+++ ENTRIES +++
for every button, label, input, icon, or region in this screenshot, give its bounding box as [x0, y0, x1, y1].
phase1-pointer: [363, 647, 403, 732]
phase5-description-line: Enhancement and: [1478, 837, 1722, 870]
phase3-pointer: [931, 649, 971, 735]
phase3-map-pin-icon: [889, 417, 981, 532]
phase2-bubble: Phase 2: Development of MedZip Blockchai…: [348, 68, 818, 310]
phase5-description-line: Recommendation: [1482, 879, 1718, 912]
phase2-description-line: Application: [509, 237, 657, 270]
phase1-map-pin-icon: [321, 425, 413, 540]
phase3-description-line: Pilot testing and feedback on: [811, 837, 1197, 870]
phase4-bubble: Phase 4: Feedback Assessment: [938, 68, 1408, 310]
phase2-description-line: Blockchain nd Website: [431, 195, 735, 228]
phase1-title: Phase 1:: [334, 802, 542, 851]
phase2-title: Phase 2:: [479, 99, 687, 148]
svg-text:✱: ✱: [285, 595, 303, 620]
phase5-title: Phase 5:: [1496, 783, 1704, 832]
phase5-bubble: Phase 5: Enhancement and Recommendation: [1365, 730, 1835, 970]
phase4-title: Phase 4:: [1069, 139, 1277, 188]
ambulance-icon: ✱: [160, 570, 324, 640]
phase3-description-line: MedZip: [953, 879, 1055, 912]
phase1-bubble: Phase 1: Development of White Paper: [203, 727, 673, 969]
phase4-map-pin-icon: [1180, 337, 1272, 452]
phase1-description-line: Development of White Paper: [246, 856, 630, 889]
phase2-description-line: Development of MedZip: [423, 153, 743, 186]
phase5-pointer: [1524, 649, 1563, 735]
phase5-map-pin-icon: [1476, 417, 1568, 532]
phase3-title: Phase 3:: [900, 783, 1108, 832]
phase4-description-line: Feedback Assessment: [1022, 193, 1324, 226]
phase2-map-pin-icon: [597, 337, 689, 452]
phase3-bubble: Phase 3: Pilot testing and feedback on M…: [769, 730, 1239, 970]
+++
**WHAT THE TASK REQUIRES**
Find every line in the data above that contains the word "Development", matching case exactly, and copy each of those lines.

**ANSWER TO THIS TASK**
phase2-bubble: Phase 2: Development of MedZip Blockchai…: [348, 68, 818, 310]
phase1-bubble: Phase 1: Development of White Paper: [203, 727, 673, 969]
phase1-description-line: Development of White Paper: [246, 856, 630, 889]
phase2-description-line: Development of MedZip: [423, 153, 743, 186]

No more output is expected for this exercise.